--- KUTIPAN BACAAN ---
=======

Fantacy Leap Anak-Anak Sumur Kroban Tsunami

| dilihat 1227

Catatan Bang Sém

Anak-anak Sumur. Begitu mereka dipanggil. Padahal, yang dimaksudkan adalah anak-anak dari Kecamatan Sumur. Anak-anak yang sejak tsunami menghempas Banten Selatan, ketika Anak Gunung Krakatoa longsor akibat terjadi erupsi dinihari, Sabtu (12/12/18), menjadi korban.

Anak-anak ini tinggal jauh, beberapa kilometer di luar Tanjung Lesung - yang namanya populer sejak dekade 80-an, kala dijadikan sebagai sentra wisata, dan kini disiapkan sebagai kawasan ekonomi khusus.

Ketimpangan antar wilayah Sumur dengan Tanjung Lesung, pun nampak menyolok mata. Kedua wilayah itu, bagai dipisahkan oleh kawasan konservasi Ujung Kulon, tempat Badak Jawa masih bertahan.

Kecamatan Sumur terdiri dari 7 (tujuh) desa. Masing-masing: Ujung Jaya, Taman Jaya, Cigorondong, Tunggal Jaya, Kerta Mukti, Kerta Jaya, dan Sumber Jaya. Kecuali desa Cigorondong, nama-nama desa di Kecamatan Sumur, adalah formulasi fantasi - setidaknya idealistic frame - menjadi kerta mukti - kawasan yang yang makmur, dan jaya.

Sejak kepemimpinan Bupati Karna Suwanda (1968 - 1980) sampai Bupati Irna Narulita (isteri Bupati Achmad Dimyatie Natakusumah yang biasa dipanggil Endeh, mantan Sekjend Partai Persatuan Pembangunan) kini, desa-desa di Kecamatan Sumur, perkembangannya relatif lamban.

Di era Bupati Suyaman (1980-1990) pernah muncul gagasan menjadi daerah paling ujung barat Kabupaten Pandeglang - sekaligus paling ujung barat Pulau Jawa, itu sebagai kawasan wisata alam di samudera Indonesia, karena mempunyai pantai indah, pulau Panaitan, dan beberapa pulau kecil - termasuk Pulau Umang yang molek. Tapi, belum kesampaian, kendati di berbagai spot sudah bergerak ke arah itu.

Pada masa Bupati Muhammad Zein dan Yitno, itulah KH Muhammad Nawawi yang lebih dikenal sebagai Buya Otong Nawawi mengambil inisiatif mengembangkan pendidikan islam. Meski pesantren dan kediaman beliau di Ciandur - Saketi, Buya Otong Nawawi menyempatkan diri tinggal di Sumur.

Pada masa Bupati Suyaman, sekali sekala saya datang berkunjung, mengemban amanah orang tua nyatroni saudara yang masih hidup di bawah garis kemiskinan. Bupati murah senyum yang banyak gagasan, itu bisa menghabiskan waktu cukup lama pada malam hari untuk diskusi dengan saya dan kawan-kawan tentang pengembangan daerah itu. Termasuk mengambil inisiatif perencanaan daerah dengan pendekatan tradisi dan budaya. Pada masa penghujung masa Yitno ini, saya hampir dua pekan sekali diundang Buya Otong Nawawi datang ke Sumur.

=======

--- DATA MASUKAN ---
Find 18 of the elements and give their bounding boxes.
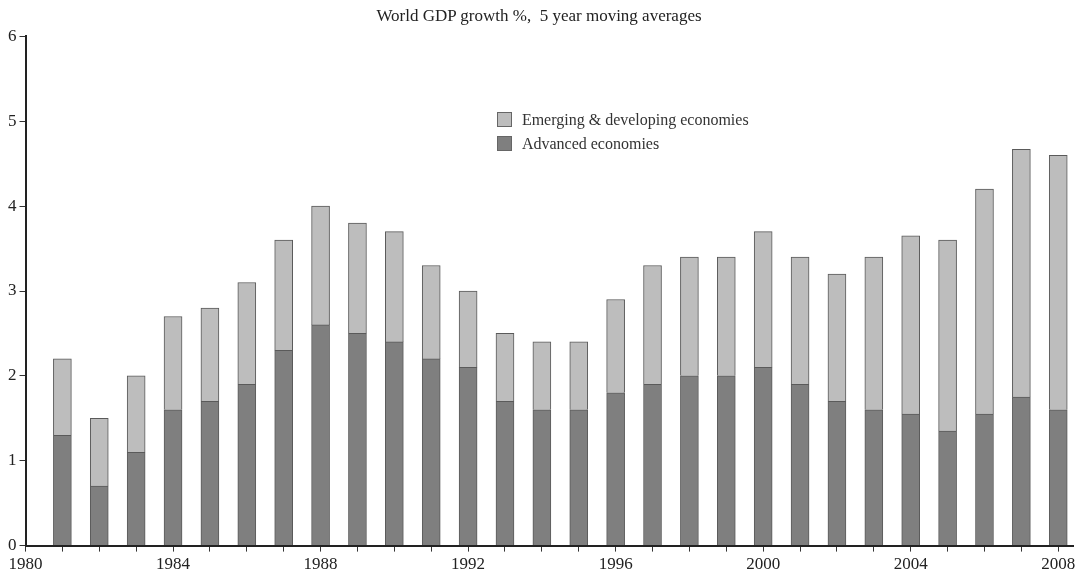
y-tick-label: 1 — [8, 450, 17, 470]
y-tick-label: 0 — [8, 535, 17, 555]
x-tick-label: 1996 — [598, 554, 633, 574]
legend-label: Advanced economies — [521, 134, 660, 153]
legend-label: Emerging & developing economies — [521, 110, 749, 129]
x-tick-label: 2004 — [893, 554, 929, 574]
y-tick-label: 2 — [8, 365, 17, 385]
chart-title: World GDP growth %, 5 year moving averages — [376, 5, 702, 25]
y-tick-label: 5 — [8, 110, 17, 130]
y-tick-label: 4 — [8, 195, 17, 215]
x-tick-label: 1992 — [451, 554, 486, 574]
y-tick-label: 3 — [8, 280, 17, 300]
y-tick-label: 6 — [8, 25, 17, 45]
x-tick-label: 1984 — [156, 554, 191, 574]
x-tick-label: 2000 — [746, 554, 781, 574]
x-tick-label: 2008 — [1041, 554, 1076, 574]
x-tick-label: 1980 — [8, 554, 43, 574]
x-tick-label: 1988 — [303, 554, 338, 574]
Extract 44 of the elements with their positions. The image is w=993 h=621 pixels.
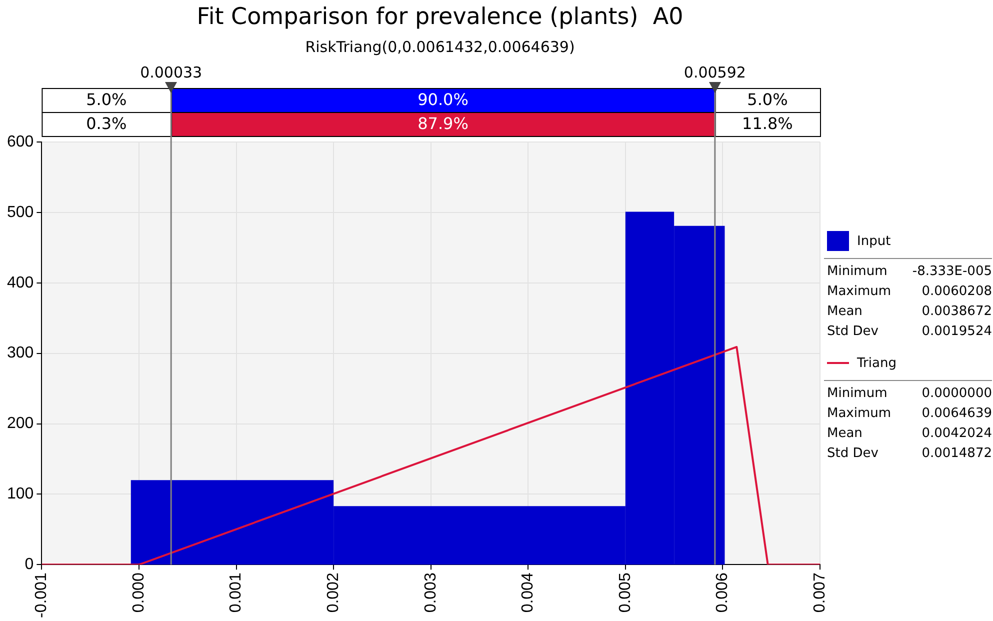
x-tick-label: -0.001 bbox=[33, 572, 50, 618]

=======

--- YANG HARUS DIKERJAKAN ---
(a) Tolong salin persis seluruh entri data di atas dari awal sampai akhir, tetapi gambarnya jangan ikut disertakan.
(b) Lanjutkan tulisan tentang anak-anak Kecamatan Sumur, mulai setelah kalimat terakhirnya.

--- JAWABAN ---
(a)
Find 18 of the elements and give their bounding boxes.
y-tick-label: 1 — [8, 450, 17, 470]
y-tick-label: 0 — [8, 535, 17, 555]
x-tick-label: 1996 — [598, 554, 633, 574]
legend-label: Advanced economies — [521, 134, 660, 153]
legend-label: Emerging & developing economies — [521, 110, 749, 129]
x-tick-label: 2004 — [893, 554, 929, 574]
y-tick-label: 2 — [8, 365, 17, 385]
chart-title: World GDP growth %, 5 year moving averages — [376, 5, 702, 25]
y-tick-label: 5 — [8, 110, 17, 130]
y-tick-label: 4 — [8, 195, 17, 215]
x-tick-label: 1992 — [451, 554, 486, 574]
y-tick-label: 3 — [8, 280, 17, 300]
y-tick-label: 6 — [8, 25, 17, 45]
x-tick-label: 1984 — [156, 554, 191, 574]
x-tick-label: 2000 — [746, 554, 781, 574]
x-tick-label: 2008 — [1041, 554, 1076, 574]
x-tick-label: 1980 — [8, 554, 43, 574]
x-tick-label: 1988 — [303, 554, 338, 574]
Extract 44 of the elements with their positions. The image is w=993 h=621 pixels.
x-tick-label: -0.001 bbox=[33, 572, 50, 618]

(b)
Beberapa kali, guru mursyid thariqah yang memusatkan perhatian pada aktualisasi sifat rahman dan rahim, ini mempertemukan saya dengan beberapa muridnya, para kyai dari seluruh Kecamatan Sumur. Lantas, memberikan saya kesempatan berbagi pengetahuan. Buya menyebut saya, "Kyai Gondrong."

Saya faham betul bagaimana wilayah itu, bagaimana babak belurnya infrastruktur pedesaan di beberapa ruas yang menghubungkan beberapa desa, termasuk infrastruktur jalan dan jembatan yang mestinya masuk kategori jalan kelas kabupaten atau provinsi, karena potensi alamnya memang memungkinkan untuk dikembangkan. Tak hanya dari sisi perkebunan dan industri asas tani, serta kelautan. Ruas jalan beberapa desa memang sudah dipenetrasi dengan pembetonan, seperti pernah dilakukan di ruas Saketi - Malingping.

Beberapa kali penelitian dilakukan di wilayah, yang diyakini sebagai tempat terbaik persemaian bayi Tuna, yang kala berusia 'remaja' bergerak hingga ke Chrismast Island, dan kala 'dewasa' bergerak hingga perairan Banda. Karenanya, jangan heran, bila di Taman Jaya dan beberapa desa lain, bermukim para pelaut pemberani dari Sulawesi (Bone dan Bulukumba).

Kala tsunami menghempas Banten Selatan, Kecamatan Sumur yang berpenduduk 23.996 jiwa itu, termasuk yang terparah. Bantuan datang terlambat, karena akses yang berat, dan memerlukan nyali tersendiri untuk sampai di sana. Survey kependudukan tahun 2016 menyajikan data, jumlah anak-anak Sumur, masing-masing 2.768 jiwa (anak usia balita 0-4 tahun), 2.810 jiwa (anak usia 5-9 tahun), dan 2,340 jiwa (anak usia 10-14 tahun).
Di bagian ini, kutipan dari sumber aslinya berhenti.